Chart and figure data
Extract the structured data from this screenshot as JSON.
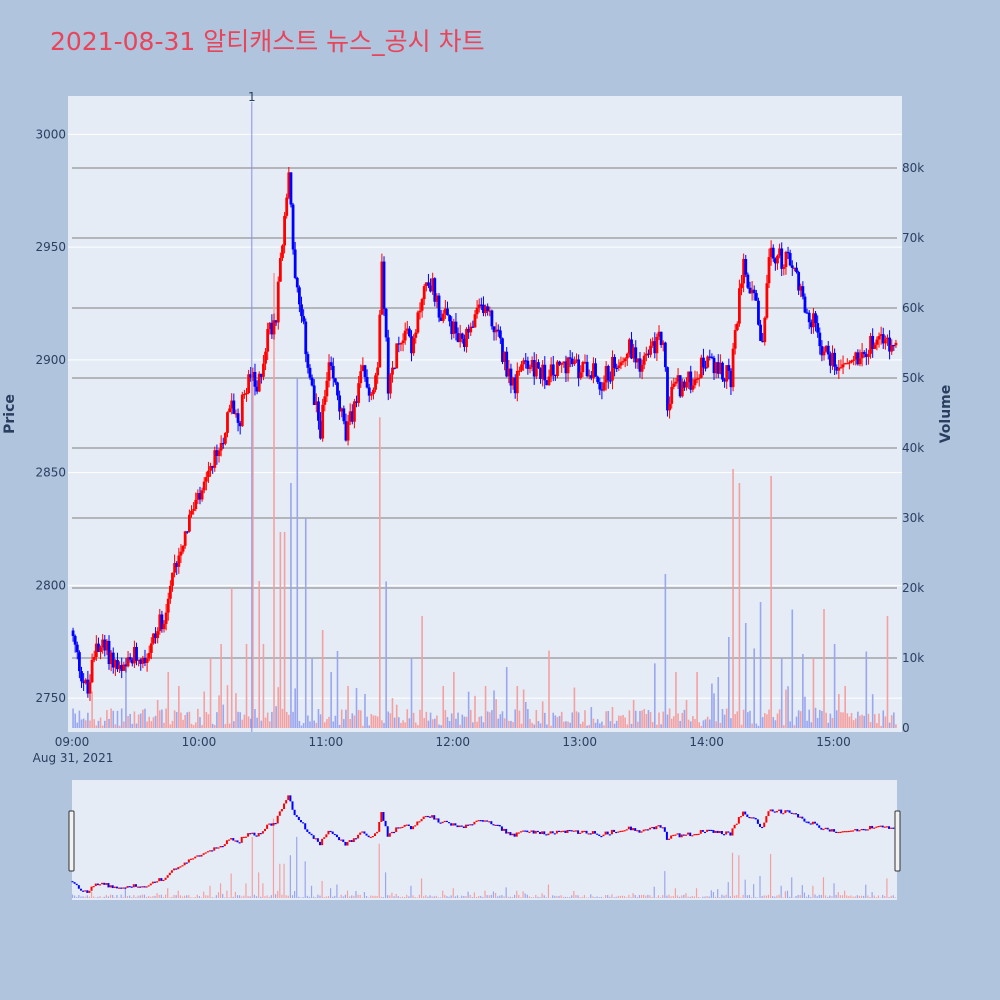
{
  "title": "2021-08-31 알티캐스트 뉴스_공시 차트",
  "colors": {
    "page_bg": "#b0c4de",
    "plot_bg": "#e5ecf6",
    "up": "#ff0000",
    "down": "#0000ff",
    "up_volume": "#f4a0a0",
    "down_volume": "#9aa6ee",
    "title": "#e8445a",
    "grid": "#ffffff",
    "volume_grid": "#7f7f7f",
    "marker_line": "#8890e8"
  },
  "marker": {
    "label": "1",
    "time": "10:25"
  },
  "chart_data": {
    "type": "candlestick",
    "title": "2021-08-31 알티캐스트 뉴스_공시 차트",
    "ylabel": "Price",
    "y2label": "Volume",
    "xlabel": "",
    "x_start": "09:00",
    "x_end": "15:30",
    "ylim": [
      2735,
      3017
    ],
    "y2lim": [
      0,
      90000
    ],
    "y_ticks": [
      2750,
      2800,
      2850,
      2900,
      2950,
      3000
    ],
    "y2_ticks": [
      0,
      10000,
      20000,
      30000,
      40000,
      50000,
      60000,
      70000,
      80000
    ],
    "y2_tick_labels": [
      "0",
      "10k",
      "20k",
      "30k",
      "40k",
      "50k",
      "60k",
      "70k",
      "80k"
    ],
    "x_ticks": [
      "09:00",
      "10:00",
      "11:00",
      "12:00",
      "13:00",
      "14:00",
      "15:00"
    ],
    "x_date_label": "Aug 31, 2021",
    "grid": true,
    "series": [
      {
        "kind": "price_path",
        "points": [
          [
            "09:00",
            2780
          ],
          [
            "09:03",
            2768
          ],
          [
            "09:06",
            2758
          ],
          [
            "09:08",
            2752
          ],
          [
            "09:12",
            2775
          ],
          [
            "09:18",
            2770
          ],
          [
            "09:24",
            2760
          ],
          [
            "09:30",
            2768
          ],
          [
            "09:36",
            2770
          ],
          [
            "09:40",
            2778
          ],
          [
            "09:45",
            2790
          ],
          [
            "09:50",
            2812
          ],
          [
            "09:56",
            2830
          ],
          [
            "10:02",
            2840
          ],
          [
            "10:08",
            2855
          ],
          [
            "10:13",
            2870
          ],
          [
            "10:16",
            2880
          ],
          [
            "10:20",
            2875
          ],
          [
            "10:24",
            2895
          ],
          [
            "10:28",
            2885
          ],
          [
            "10:33",
            2912
          ],
          [
            "10:37",
            2920
          ],
          [
            "10:39",
            2950
          ],
          [
            "10:41",
            2960
          ],
          [
            "10:43",
            2985
          ],
          [
            "10:46",
            2935
          ],
          [
            "10:50",
            2912
          ],
          [
            "10:55",
            2880
          ],
          [
            "10:58",
            2870
          ],
          [
            "11:02",
            2895
          ],
          [
            "11:06",
            2885
          ],
          [
            "11:10",
            2865
          ],
          [
            "11:14",
            2880
          ],
          [
            "11:18",
            2895
          ],
          [
            "11:22",
            2885
          ],
          [
            "11:25",
            2900
          ],
          [
            "11:27",
            2948
          ],
          [
            "11:30",
            2885
          ],
          [
            "11:34",
            2905
          ],
          [
            "11:38",
            2915
          ],
          [
            "11:42",
            2905
          ],
          [
            "11:46",
            2930
          ],
          [
            "11:50",
            2935
          ],
          [
            "11:55",
            2920
          ],
          [
            "12:00",
            2915
          ],
          [
            "12:05",
            2905
          ],
          [
            "12:10",
            2915
          ],
          [
            "12:15",
            2925
          ],
          [
            "12:20",
            2915
          ],
          [
            "12:25",
            2900
          ],
          [
            "12:30",
            2888
          ],
          [
            "12:35",
            2900
          ],
          [
            "12:40",
            2895
          ],
          [
            "12:45",
            2893
          ],
          [
            "12:50",
            2895
          ],
          [
            "12:55",
            2900
          ],
          [
            "13:00",
            2895
          ],
          [
            "13:05",
            2898
          ],
          [
            "13:10",
            2890
          ],
          [
            "13:15",
            2895
          ],
          [
            "13:20",
            2903
          ],
          [
            "13:25",
            2905
          ],
          [
            "13:30",
            2898
          ],
          [
            "13:35",
            2905
          ],
          [
            "13:40",
            2910
          ],
          [
            "13:42",
            2878
          ],
          [
            "13:45",
            2890
          ],
          [
            "13:50",
            2888
          ],
          [
            "13:55",
            2893
          ],
          [
            "14:00",
            2900
          ],
          [
            "14:05",
            2895
          ],
          [
            "14:10",
            2895
          ],
          [
            "14:12",
            2890
          ],
          [
            "14:15",
            2920
          ],
          [
            "14:18",
            2948
          ],
          [
            "14:20",
            2935
          ],
          [
            "14:23",
            2930
          ],
          [
            "14:26",
            2905
          ],
          [
            "14:28",
            2920
          ],
          [
            "14:30",
            2945
          ],
          [
            "14:33",
            2945
          ],
          [
            "14:37",
            2945
          ],
          [
            "14:40",
            2942
          ],
          [
            "14:44",
            2935
          ],
          [
            "14:48",
            2920
          ],
          [
            "14:52",
            2915
          ],
          [
            "14:55",
            2905
          ],
          [
            "15:00",
            2900
          ],
          [
            "15:05",
            2898
          ],
          [
            "15:10",
            2900
          ],
          [
            "15:15",
            2905
          ],
          [
            "15:20",
            2910
          ],
          [
            "15:30",
            2905
          ]
        ]
      },
      {
        "kind": "volume_spikes",
        "points": [
          [
            "09:25",
            8000
          ],
          [
            "09:40",
            4000
          ],
          [
            "09:45",
            8000
          ],
          [
            "09:50",
            6000
          ],
          [
            "10:05",
            10000
          ],
          [
            "10:10",
            12000
          ],
          [
            "10:15",
            20000
          ],
          [
            "10:22",
            12000
          ],
          [
            "10:25",
            50000
          ],
          [
            "10:28",
            21000
          ],
          [
            "10:30",
            12000
          ],
          [
            "10:35",
            65000
          ],
          [
            "10:38",
            28000
          ],
          [
            "10:40",
            28000
          ],
          [
            "10:43",
            35000
          ],
          [
            "10:46",
            50000
          ],
          [
            "10:50",
            30000
          ],
          [
            "10:53",
            10000
          ],
          [
            "10:58",
            14000
          ],
          [
            "11:02",
            8000
          ],
          [
            "11:05",
            11000
          ],
          [
            "11:10",
            6000
          ],
          [
            "11:25",
            43000
          ],
          [
            "11:28",
            18000
          ],
          [
            "11:40",
            10000
          ],
          [
            "11:45",
            16000
          ],
          [
            "11:55",
            6000
          ],
          [
            "12:00",
            8000
          ],
          [
            "12:15",
            6000
          ],
          [
            "12:25",
            8000
          ],
          [
            "12:30",
            6000
          ],
          [
            "12:45",
            8000
          ],
          [
            "13:05",
            3000
          ],
          [
            "13:15",
            3000
          ],
          [
            "13:25",
            4000
          ],
          [
            "13:35",
            6000
          ],
          [
            "13:40",
            22000
          ],
          [
            "13:45",
            8000
          ],
          [
            "13:50",
            4000
          ],
          [
            "13:55",
            8000
          ],
          [
            "14:05",
            5000
          ],
          [
            "14:10",
            13000
          ],
          [
            "14:12",
            37000
          ],
          [
            "14:15",
            35000
          ],
          [
            "14:18",
            15000
          ],
          [
            "14:22",
            10000
          ],
          [
            "14:25",
            18000
          ],
          [
            "14:30",
            36000
          ],
          [
            "14:35",
            10000
          ],
          [
            "14:40",
            12000
          ],
          [
            "14:45",
            8000
          ],
          [
            "14:50",
            10000
          ],
          [
            "14:55",
            17000
          ],
          [
            "15:00",
            12000
          ],
          [
            "15:05",
            6000
          ],
          [
            "15:15",
            10000
          ],
          [
            "15:25",
            16000
          ]
        ]
      }
    ]
  }
}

STATED GOAL:
Using the entries above, tally how many lines have the word "title" in them; write the number and nothing more.

TASK ANSWER:
3